= GOAL =
The records that follow are to be repeated without alteration.

Figure contents as structured data:

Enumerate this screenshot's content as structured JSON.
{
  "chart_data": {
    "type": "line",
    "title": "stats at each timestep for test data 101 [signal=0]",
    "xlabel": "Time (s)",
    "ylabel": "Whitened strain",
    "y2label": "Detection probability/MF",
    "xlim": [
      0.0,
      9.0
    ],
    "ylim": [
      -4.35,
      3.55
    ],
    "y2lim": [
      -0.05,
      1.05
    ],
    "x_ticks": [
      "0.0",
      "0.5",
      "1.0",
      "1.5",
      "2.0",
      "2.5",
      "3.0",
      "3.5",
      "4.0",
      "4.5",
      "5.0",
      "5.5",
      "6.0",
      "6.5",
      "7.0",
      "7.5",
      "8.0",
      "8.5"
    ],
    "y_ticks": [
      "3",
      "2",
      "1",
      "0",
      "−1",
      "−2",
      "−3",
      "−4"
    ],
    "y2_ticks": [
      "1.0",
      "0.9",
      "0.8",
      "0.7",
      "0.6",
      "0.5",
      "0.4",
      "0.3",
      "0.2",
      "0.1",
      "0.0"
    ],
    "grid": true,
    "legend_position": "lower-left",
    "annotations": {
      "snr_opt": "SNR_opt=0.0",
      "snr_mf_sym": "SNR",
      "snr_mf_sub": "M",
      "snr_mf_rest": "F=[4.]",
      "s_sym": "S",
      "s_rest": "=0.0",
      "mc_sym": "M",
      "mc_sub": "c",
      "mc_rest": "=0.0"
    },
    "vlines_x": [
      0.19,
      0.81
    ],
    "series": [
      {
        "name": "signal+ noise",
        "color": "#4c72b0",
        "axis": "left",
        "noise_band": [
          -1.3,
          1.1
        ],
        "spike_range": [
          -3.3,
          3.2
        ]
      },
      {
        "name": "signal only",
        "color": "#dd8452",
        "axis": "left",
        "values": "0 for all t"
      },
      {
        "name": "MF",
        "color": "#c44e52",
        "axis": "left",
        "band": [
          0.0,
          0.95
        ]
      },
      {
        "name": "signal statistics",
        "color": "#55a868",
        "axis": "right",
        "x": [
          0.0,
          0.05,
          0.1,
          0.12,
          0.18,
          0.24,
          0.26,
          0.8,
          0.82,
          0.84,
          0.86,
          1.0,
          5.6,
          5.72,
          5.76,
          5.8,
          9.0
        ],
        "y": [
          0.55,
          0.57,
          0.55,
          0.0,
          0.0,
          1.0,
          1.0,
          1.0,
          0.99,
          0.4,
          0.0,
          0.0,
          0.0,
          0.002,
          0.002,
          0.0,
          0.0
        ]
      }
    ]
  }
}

= EXPECTED ANSWER =
Enumerate this screenshot's content as structured JSON.
{
  "chart_data": {
    "type": "line",
    "title": "stats at each timestep for test data 101 [signal=0]",
    "xlabel": "Time (s)",
    "ylabel": "Whitened strain",
    "y2label": "Detection probability/MF",
    "xlim": [
      0.0,
      9.0
    ],
    "ylim": [
      -4.35,
      3.55
    ],
    "y2lim": [
      -0.05,
      1.05
    ],
    "x_ticks": [
      "0.0",
      "0.5",
      "1.0",
      "1.5",
      "2.0",
      "2.5",
      "3.0",
      "3.5",
      "4.0",
      "4.5",
      "5.0",
      "5.5",
      "6.0",
      "6.5",
      "7.0",
      "7.5",
      "8.0",
      "8.5"
    ],
    "y_ticks": [
      "3",
      "2",
      "1",
      "0",
      "−1",
      "−2",
      "−3",
      "−4"
    ],
    "y2_ticks": [
      "1.0",
      "0.9",
      "0.8",
      "0.7",
      "0.6",
      "0.5",
      "0.4",
      "0.3",
      "0.2",
      "0.1",
      "0.0"
    ],
    "grid": true,
    "legend_position": "lower-left",
    "annotations": {
      "snr_opt": "SNR_opt=0.0",
      "snr_mf_sym": "SNR",
      "snr_mf_sub": "M",
      "snr_mf_rest": "F=[4.]",
      "s_sym": "S",
      "s_rest": "=0.0",
      "mc_sym": "M",
      "mc_sub": "c",
      "mc_rest": "=0.0"
    },
    "vlines_x": [
      0.19,
      0.81
    ],
    "series": [
      {
        "name": "signal+ noise",
        "color": "#4c72b0",
        "axis": "left",
        "noise_band": [
          -1.3,
          1.1
        ],
        "spike_range": [
          -3.3,
          3.2
        ]
      },
      {
        "name": "signal only",
        "color": "#dd8452",
        "axis": "left",
        "values": "0 for all t"
      },
      {
        "name": "MF",
        "color": "#c44e52",
        "axis": "left",
        "band": [
          0.0,
          0.95
        ]
      },
      {
        "name": "signal statistics",
        "color": "#55a868",
        "axis": "right",
        "x": [
          0.0,
          0.05,
          0.1,
          0.12,
          0.18,
          0.24,
          0.26,
          0.8,
          0.82,
          0.84,
          0.86,
          1.0,
          5.6,
          5.72,
          5.76,
          5.8,
          9.0
        ],
        "y": [
          0.55,
          0.57,
          0.55,
          0.0,
          0.0,
          1.0,
          1.0,
          1.0,
          0.99,
          0.4,
          0.0,
          0.0,
          0.0,
          0.002,
          0.002,
          0.0,
          0.0
        ]
      }
    ]
  }
}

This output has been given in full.